> TASK TO CARRY OUT
Please copy every line of the records below that holds the word "have".

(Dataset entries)
+ + + + +

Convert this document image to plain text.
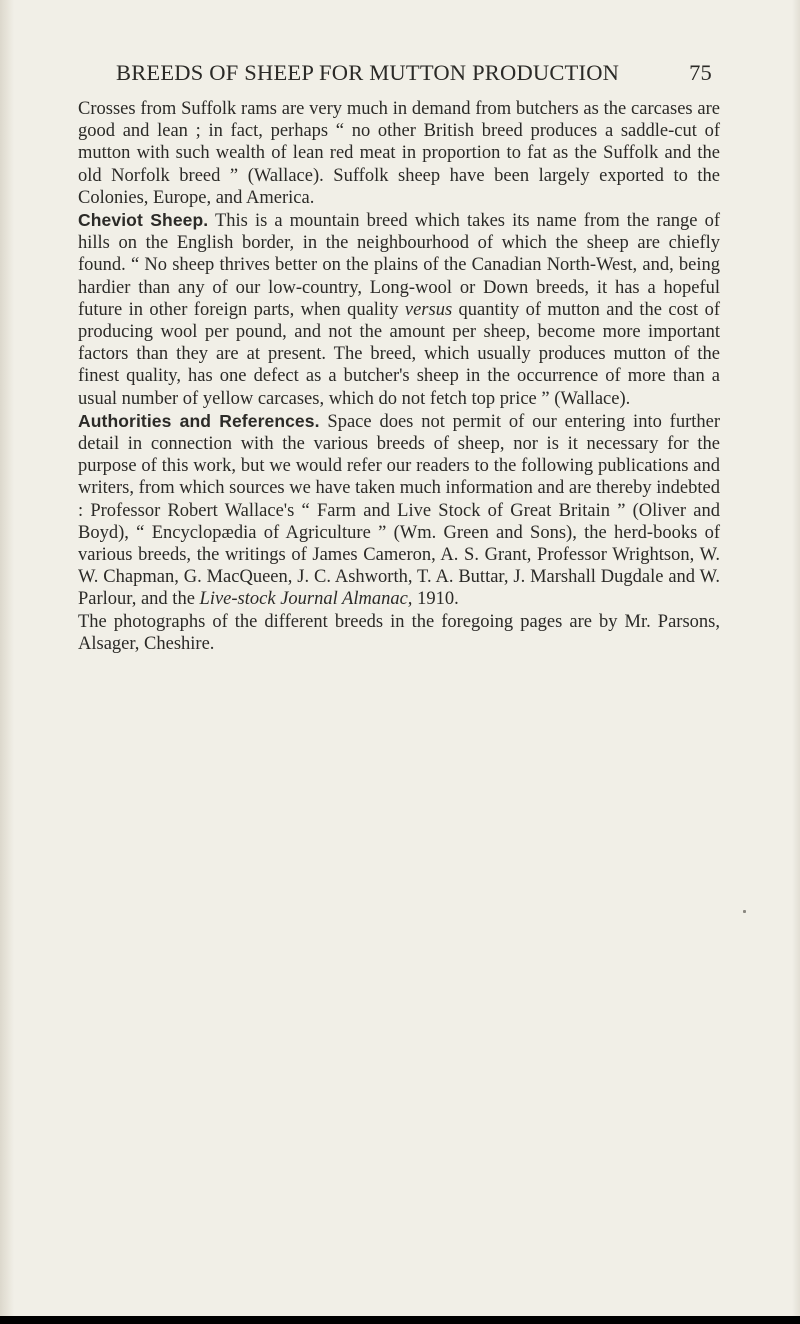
BREEDS OF SHEEP FOR MUTTON PRODUCTION	75

Crosses from Suffolk rams are very much in demand from butchers as the carcases are good and lean ; in fact, perhaps “ no other British breed produces a saddle-cut of mutton with such wealth of lean red meat in proportion to fat as the Suffolk and the old Norfolk breed ” (Wallace). Suffolk sheep have been largely exported to the Colonies, Europe, and America.

Cheviot Sheep. This is a mountain breed which takes its name from the range of hills on the English border, in the neighbourhood of which the sheep are chiefly found. “ No sheep thrives better on the plains of the Canadian North-West, and, being hardier than any of our low-country, Long-wool or Down breeds, it has a hopeful future in other foreign parts, when quality versus quantity of mutton and the cost of producing wool per pound, and not the amount per sheep, become more important factors than they are at present. The breed, which usually produces mutton of the finest quality, has one defect as a butcher's sheep in the occurrence of more than a usual number of yellow carcases, which do not fetch top price ” (Wallace).

Authorities and References. Space does not permit of our entering into further detail in connection with the various breeds of sheep, nor is it necessary for the purpose of this work, but we would refer our readers to the following publications and writers, from which sources we have taken much information and are thereby indebted : Professor Robert Wallace's “ Farm and Live Stock of Great Britain ” (Oliver and Boyd), “ Encyclopædia of Agriculture ” (Wm. Green and Sons), the herd-books of various breeds, the writings of James Cameron, A. S. Grant, Professor Wrightson, W. W. Chapman, G. MacQueen, J. C. Ashworth, T. A. Buttar, J. Marshall Dugdale and W. Parlour, and the Live-stock Journal Almanac, 1910.

The photographs of the different breeds in the foregoing pages are by Mr. Parsons, Alsager, Cheshire.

+ + + + +

> SOLUTION BELOW
Crosses from Suffolk rams are very much in demand from butchers as the carcases are good and lean ; in fact, perhaps “ no other British breed produces a saddle-cut of mutton with such wealth of lean red meat in proportion to fat as the Suffolk and the old Norfolk breed ” (Wallace). Suffolk sheep have been largely exported to the Colonies, Europe, and America.
Authorities and References. Space does not permit of our entering into further detail in connection with the various breeds of sheep, nor is it necessary for the purpose of this work, but we would refer our readers to the following publications and writers, from which sources we have taken much information and are thereby indebted : Professor Robert Wallace's “ Farm and Live Stock of Great Britain ” (Oliver and Boyd), “ Encyclopædia of Agriculture ” (Wm. Green and Sons), the herd-books of various breeds, the writings of James Cameron, A. S. Grant, Professor Wrightson, W. W. Chapman, G. MacQueen, J. C. Ashworth, T. A. Buttar, J. Marshall Dugdale and W. Parlour, and the Live-stock Journal Almanac, 1910.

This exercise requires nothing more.